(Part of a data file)
»»
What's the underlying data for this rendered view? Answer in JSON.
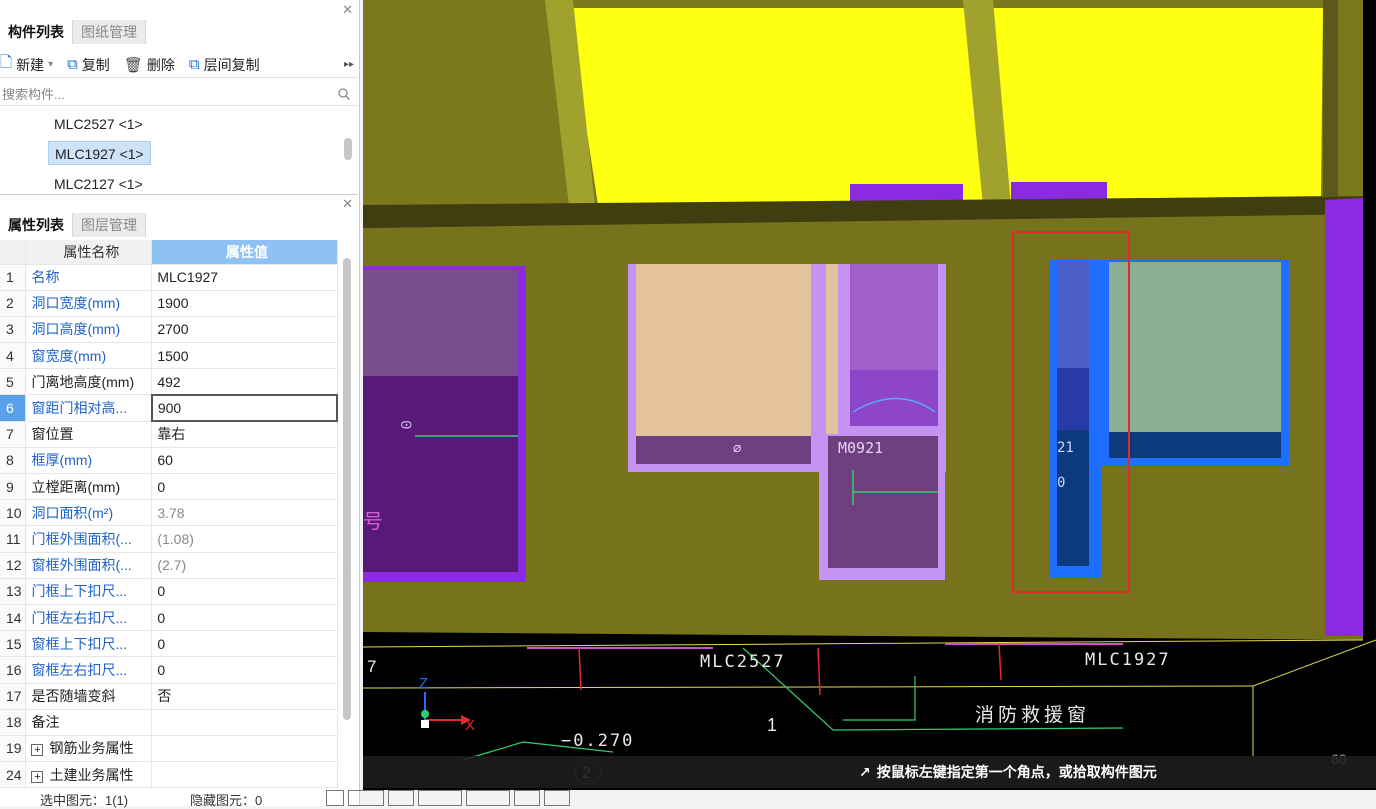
{
  "component_panel": {
    "tabs": [
      "构件列表",
      "图纸管理"
    ],
    "toolbar": {
      "new": "新建",
      "copy": "复制",
      "delete": "删除",
      "floor_copy": "层间复制"
    },
    "search_placeholder": "搜索构件...",
    "items": [
      "MLC2527 <1>",
      "MLC1927 <1>",
      "MLC2127 <1>"
    ],
    "selected": "MLC1927 <1>"
  },
  "property_panel": {
    "tabs": [
      "属性列表",
      "图层管理"
    ],
    "col_name": "属性名称",
    "col_value": "属性值",
    "rows": [
      {
        "num": "1",
        "name": "名称",
        "value": "MLC1927"
      },
      {
        "num": "2",
        "name": "洞口宽度(mm)",
        "value": "1900"
      },
      {
        "num": "3",
        "name": "洞口高度(mm)",
        "value": "2700"
      },
      {
        "num": "4",
        "name": "窗宽度(mm)",
        "value": "1500"
      },
      {
        "num": "5",
        "name": "门离地高度(mm)",
        "value": "492"
      },
      {
        "num": "6",
        "name": "窗距门相对高...",
        "value": "900"
      },
      {
        "num": "7",
        "name": "窗位置",
        "value": "靠右"
      },
      {
        "num": "8",
        "name": "框厚(mm)",
        "value": "60"
      },
      {
        "num": "9",
        "name": "立樘距离(mm)",
        "value": "0"
      },
      {
        "num": "10",
        "name": "洞口面积(m²)",
        "value": "3.78"
      },
      {
        "num": "11",
        "name": "门框外围面积(...",
        "value": "(1.08)"
      },
      {
        "num": "12",
        "name": "窗框外围面积(...",
        "value": "(2.7)"
      },
      {
        "num": "13",
        "name": "门框上下扣尺...",
        "value": "0"
      },
      {
        "num": "14",
        "name": "门框左右扣尺...",
        "value": "0"
      },
      {
        "num": "15",
        "name": "窗框上下扣尺...",
        "value": "0"
      },
      {
        "num": "16",
        "name": "窗框左右扣尺...",
        "value": "0"
      },
      {
        "num": "17",
        "name": "是否随墙变斜",
        "value": "否"
      },
      {
        "num": "18",
        "name": "备注",
        "value": ""
      },
      {
        "num": "19",
        "name": "钢筋业务属性",
        "value": ""
      },
      {
        "num": "24",
        "name": "土建业务属性",
        "value": ""
      }
    ]
  },
  "viewport": {
    "labels": {
      "m0921": "M0921",
      "mlc2527": "MLC2527",
      "mlc1927": "MLC1927",
      "fire_window": "消防救援窗",
      "elev": "−0.270",
      "grid1": "1",
      "grid2": "2",
      "seven": "7",
      "sixty": "60",
      "partial21": "21",
      "vert_label": "0",
      "vert_label2": "0",
      "hao": "号",
      "axis_x": "X",
      "axis_z": "Z"
    },
    "hint": "按鼠标左键指定第一个角点，或拾取构件图元"
  },
  "status": {
    "selected": "选中图元：1(1)",
    "hidden": "隐藏图元：0"
  },
  "colors": {
    "wall": "#77731d",
    "yellow": "#ffff12",
    "purple": "#6e2a92",
    "blue": "#1e6fff",
    "accent": "#8fc2f4"
  }
}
««
Check all the records above and select each line where the string "selected" is found.

    "selected": "MLC1927 <1>"
    "selected": "选中图元：1(1)",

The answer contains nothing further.